_Directive_
Omit all pictures and give the records below again exactly as written.

_Rows_

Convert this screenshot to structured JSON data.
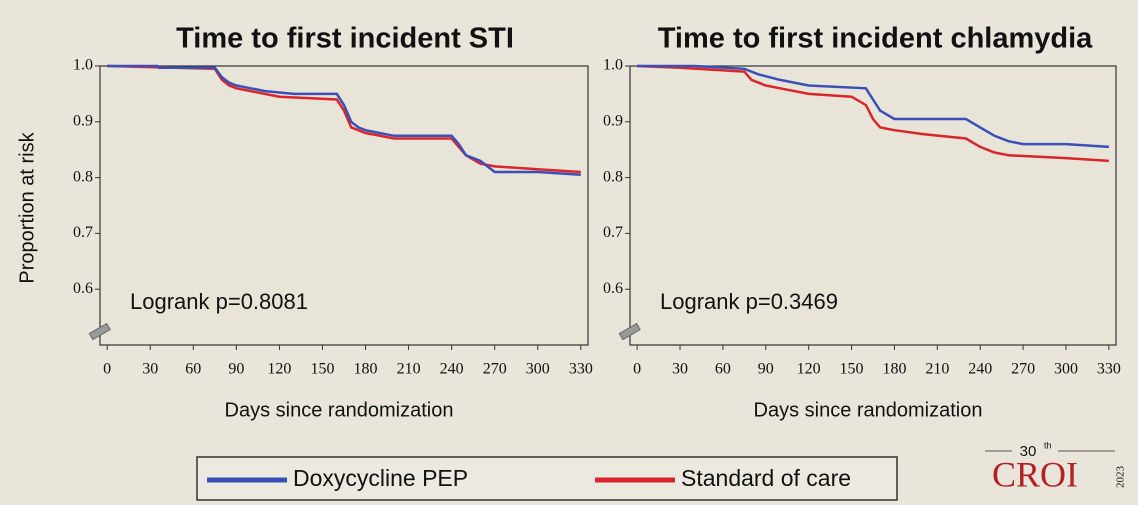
{
  "chart_data": [
    {
      "type": "line",
      "title": "Time to first incident STI",
      "ylabel": "Proportion at risk",
      "xlabel": "Days since randomization",
      "annotation": "Logrank p=0.8081",
      "xlim": [
        -5,
        335
      ],
      "ylim": [
        0.5,
        1.0
      ],
      "xticks": [
        0,
        30,
        60,
        90,
        120,
        150,
        180,
        210,
        240,
        270,
        300,
        330
      ],
      "yticks": [
        0.6,
        0.7,
        0.8,
        0.9,
        {
          "value": 1,
          "label": "1.0"
        }
      ],
      "series": [
        {
          "name": "Doxycycline PEP",
          "color": "#3a4fb8",
          "x": [
            0,
            35,
            36,
            75,
            80,
            85,
            90,
            100,
            110,
            130,
            160,
            165,
            170,
            175,
            180,
            200,
            240,
            245,
            250,
            260,
            270,
            300,
            330
          ],
          "values": [
            1.0,
            1.0,
            0.997,
            0.997,
            0.98,
            0.97,
            0.965,
            0.96,
            0.955,
            0.95,
            0.95,
            0.93,
            0.9,
            0.89,
            0.885,
            0.875,
            0.875,
            0.86,
            0.84,
            0.83,
            0.81,
            0.81,
            0.805
          ]
        },
        {
          "name": "Standard of care",
          "color": "#d8262a",
          "x": [
            0,
            30,
            75,
            80,
            85,
            90,
            100,
            120,
            160,
            165,
            170,
            180,
            200,
            240,
            245,
            250,
            260,
            270,
            300,
            330
          ],
          "values": [
            1.0,
            0.998,
            0.995,
            0.975,
            0.965,
            0.96,
            0.955,
            0.945,
            0.94,
            0.92,
            0.89,
            0.88,
            0.87,
            0.87,
            0.855,
            0.84,
            0.825,
            0.82,
            0.815,
            0.81
          ]
        }
      ]
    },
    {
      "type": "line",
      "title": "Time to first incident chlamydia",
      "xlabel": "Days since randomization",
      "annotation": "Logrank p=0.3469",
      "xlim": [
        -5,
        335
      ],
      "ylim": [
        0.5,
        1.0
      ],
      "xticks": [
        0,
        30,
        60,
        90,
        120,
        150,
        180,
        210,
        240,
        270,
        300,
        330
      ],
      "yticks": [
        0.6,
        0.7,
        0.8,
        0.9,
        {
          "value": 1,
          "label": "1.0"
        }
      ],
      "series": [
        {
          "color": "#3a4fb8",
          "x": [
            0,
            40,
            75,
            85,
            100,
            120,
            160,
            165,
            170,
            180,
            230,
            240,
            250,
            260,
            270,
            300,
            330
          ],
          "values": [
            1.0,
            1.0,
            0.995,
            0.985,
            0.975,
            0.965,
            0.96,
            0.94,
            0.92,
            0.905,
            0.905,
            0.89,
            0.875,
            0.865,
            0.86,
            0.86,
            0.855
          ]
        },
        {
          "color": "#d8262a",
          "x": [
            0,
            30,
            75,
            80,
            90,
            100,
            120,
            150,
            160,
            165,
            170,
            180,
            200,
            230,
            240,
            250,
            260,
            300,
            330
          ],
          "values": [
            1.0,
            0.997,
            0.99,
            0.975,
            0.965,
            0.96,
            0.95,
            0.945,
            0.93,
            0.905,
            0.89,
            0.885,
            0.878,
            0.87,
            0.855,
            0.845,
            0.84,
            0.835,
            0.83
          ]
        }
      ]
    }
  ],
  "logo": {
    "edition": "30",
    "superscript": "th",
    "name": "CROI",
    "year": "2023"
  }
}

_Solution to the problem_
Convert this screenshot to structured JSON data.
{
  "chart_data": [
    {
      "type": "line",
      "title": "Time to first incident STI",
      "ylabel": "Proportion at risk",
      "xlabel": "Days since randomization",
      "annotation": "Logrank p=0.8081",
      "xlim": [
        -5,
        335
      ],
      "ylim": [
        0.5,
        1.0
      ],
      "xticks": [
        0,
        30,
        60,
        90,
        120,
        150,
        180,
        210,
        240,
        270,
        300,
        330
      ],
      "yticks": [
        0.6,
        0.7,
        0.8,
        0.9,
        {
          "value": 1,
          "label": "1.0"
        }
      ],
      "series": [
        {
          "name": "Doxycycline PEP",
          "color": "#3a4fb8",
          "x": [
            0,
            35,
            36,
            75,
            80,
            85,
            90,
            100,
            110,
            130,
            160,
            165,
            170,
            175,
            180,
            200,
            240,
            245,
            250,
            260,
            270,
            300,
            330
          ],
          "values": [
            1.0,
            1.0,
            0.997,
            0.997,
            0.98,
            0.97,
            0.965,
            0.96,
            0.955,
            0.95,
            0.95,
            0.93,
            0.9,
            0.89,
            0.885,
            0.875,
            0.875,
            0.86,
            0.84,
            0.83,
            0.81,
            0.81,
            0.805
          ]
        },
        {
          "name": "Standard of care",
          "color": "#d8262a",
          "x": [
            0,
            30,
            75,
            80,
            85,
            90,
            100,
            120,
            160,
            165,
            170,
            180,
            200,
            240,
            245,
            250,
            260,
            270,
            300,
            330
          ],
          "values": [
            1.0,
            0.998,
            0.995,
            0.975,
            0.965,
            0.96,
            0.955,
            0.945,
            0.94,
            0.92,
            0.89,
            0.88,
            0.87,
            0.87,
            0.855,
            0.84,
            0.825,
            0.82,
            0.815,
            0.81
          ]
        }
      ]
    },
    {
      "type": "line",
      "title": "Time to first incident chlamydia",
      "xlabel": "Days since randomization",
      "annotation": "Logrank p=0.3469",
      "xlim": [
        -5,
        335
      ],
      "ylim": [
        0.5,
        1.0
      ],
      "xticks": [
        0,
        30,
        60,
        90,
        120,
        150,
        180,
        210,
        240,
        270,
        300,
        330
      ],
      "yticks": [
        0.6,
        0.7,
        0.8,
        0.9,
        {
          "value": 1,
          "label": "1.0"
        }
      ],
      "series": [
        {
          "color": "#3a4fb8",
          "x": [
            0,
            40,
            75,
            85,
            100,
            120,
            160,
            165,
            170,
            180,
            230,
            240,
            250,
            260,
            270,
            300,
            330
          ],
          "values": [
            1.0,
            1.0,
            0.995,
            0.985,
            0.975,
            0.965,
            0.96,
            0.94,
            0.92,
            0.905,
            0.905,
            0.89,
            0.875,
            0.865,
            0.86,
            0.86,
            0.855
          ]
        },
        {
          "color": "#d8262a",
          "x": [
            0,
            30,
            75,
            80,
            90,
            100,
            120,
            150,
            160,
            165,
            170,
            180,
            200,
            230,
            240,
            250,
            260,
            300,
            330
          ],
          "values": [
            1.0,
            0.997,
            0.99,
            0.975,
            0.965,
            0.96,
            0.95,
            0.945,
            0.93,
            0.905,
            0.89,
            0.885,
            0.878,
            0.87,
            0.855,
            0.845,
            0.84,
            0.835,
            0.83
          ]
        }
      ]
    }
  ],
  "logo": {
    "edition": "30",
    "superscript": "th",
    "name": "CROI",
    "year": "2023"
  }
}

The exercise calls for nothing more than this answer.